[A run of records]

□ □ □ □ □ □ □

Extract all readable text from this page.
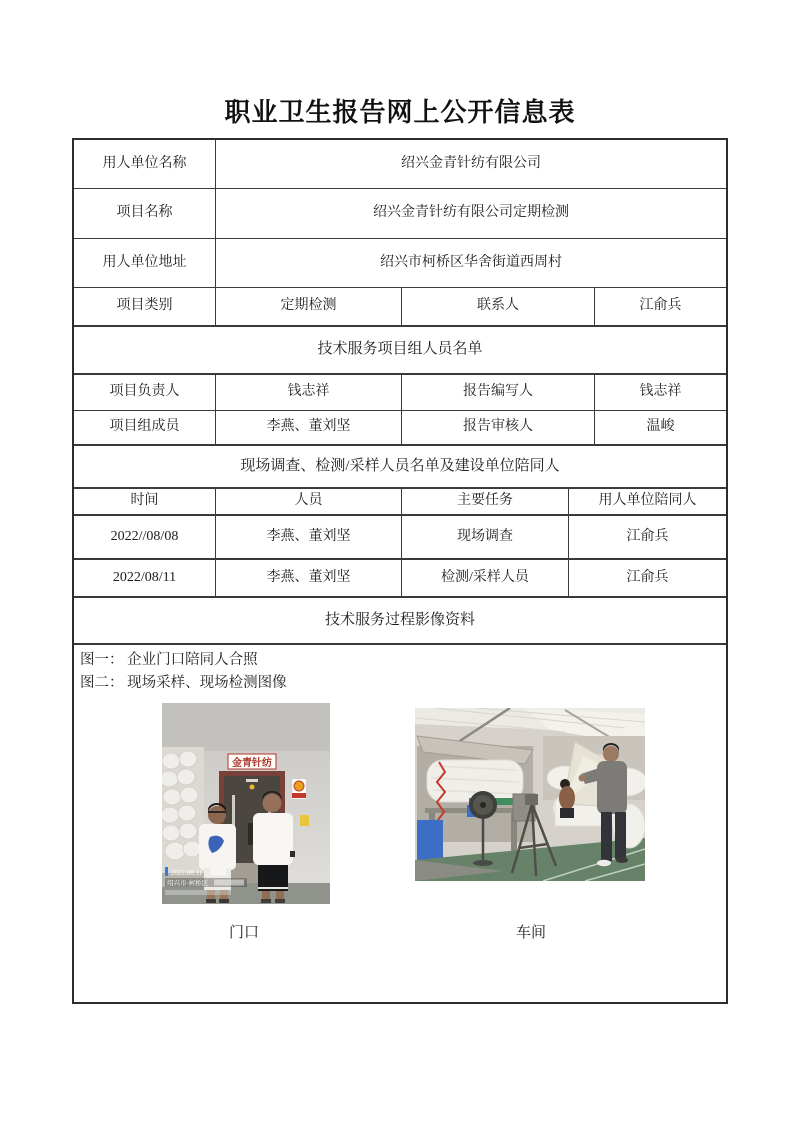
职业卫生报告网上公开信息表
用人单位名称	绍兴金青针纺有限公司
项目名称	绍兴金青针纺有限公司定期检测
用人单位地址	绍兴市柯桥区华舍街道西周村
项目类别	定期检测	联系人	江俞兵
技术服务项目组人员名单
项目负责人	钱志祥	报告编写人	钱志祥
项目组成员	李燕、董刘坚	报告审核人	温峻
现场调查、检测/采样人员名单及建设单位陪同人
时间	人员	主要任务	用人单位陪同人
2022//08/08	李燕、董刘坚	现场调查	江俞兵
2022/08/11	李燕、董刘坚	检测/采样人员	江俞兵
技术服务过程影像资料
图一： 企业门口陪同人合照
图二： 现场采样、现场检测图像
金青针纺
2022.08.11
绍兴市·柯桥区
门口	车间
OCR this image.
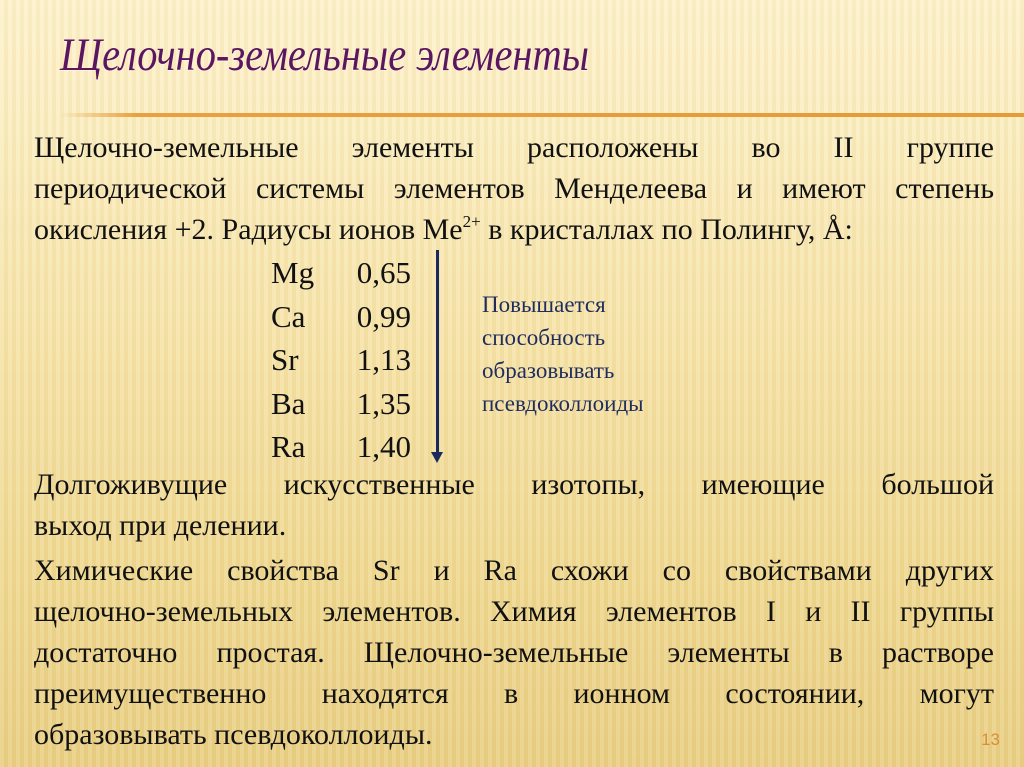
Щелочно-земельные элементы
Щелочно-земельные элементы расположены во II группе
периодической системы элементов Менделеева и имеют степень
окисления +2. Радиусы ионов $Me^{2+}$ в кристаллах по Полингу, Å:
Mg	0,65
Ca	0,99
Sr	1,13
Ba	1,35
Ra	1,40
Повышается
способность
образовывать
псевдоколлоиды
Долгоживущие искусственные изотопы, имеющие большой
выход при делении.
Химические свойства Sr и Ra схожи со свойствами других
щелочно-земельных элементов. Химия элементов I и II группы
достаточно простая. Щелочно-земельные элементы в растворе
преимущественно находятся в ионном состоянии, могут
образовывать псевдоколлоиды.	13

□ □ □ □ □ □ □

Objective: Every record above should be transcribed exactly; the pictures stay out of the copy.

Complete output:
Extract all readable text from this page.
职业卫生报告网上公开信息表
用人单位名称	绍兴金青针纺有限公司
项目名称	绍兴金青针纺有限公司定期检测
用人单位地址	绍兴市柯桥区华舍街道西周村
项目类别	定期检测	联系人	江俞兵
技术服务项目组人员名单
项目负责人	钱志祥	报告编写人	钱志祥
项目组成员	李燕、董刘坚	报告审核人	温峻
现场调查、检测/采样人员名单及建设单位陪同人
时间	人员	主要任务	用人单位陪同人
2022//08/08	李燕、董刘坚	现场调查	江俞兵
2022/08/11	李燕、董刘坚	检测/采样人员	江俞兵
技术服务过程影像资料
图一： 企业门口陪同人合照
图二： 现场采样、现场检测图像
金青针纺
2022.08.11
绍兴市·柯桥区
门口	车间
OCR this image.
Щелочно-земельные элементы
Щелочно-земельные элементы расположены во II группе
периодической системы элементов Менделеева и имеют степень
окисления +2. Радиусы ионов $Me^{2+}$ в кристаллах по Полингу, Å:
Mg	0,65
Ca	0,99
Sr	1,13
Ba	1,35
Ra	1,40
Повышается
способность
образовывать
псевдоколлоиды
Долгоживущие искусственные изотопы, имеющие большой
выход при делении.
Химические свойства Sr и Ra схожи со свойствами других
щелочно-земельных элементов. Химия элементов I и II группы
достаточно простая. Щелочно-земельные элементы в растворе
преимущественно находятся в ионном состоянии, могут
образовывать псевдоколлоиды.	13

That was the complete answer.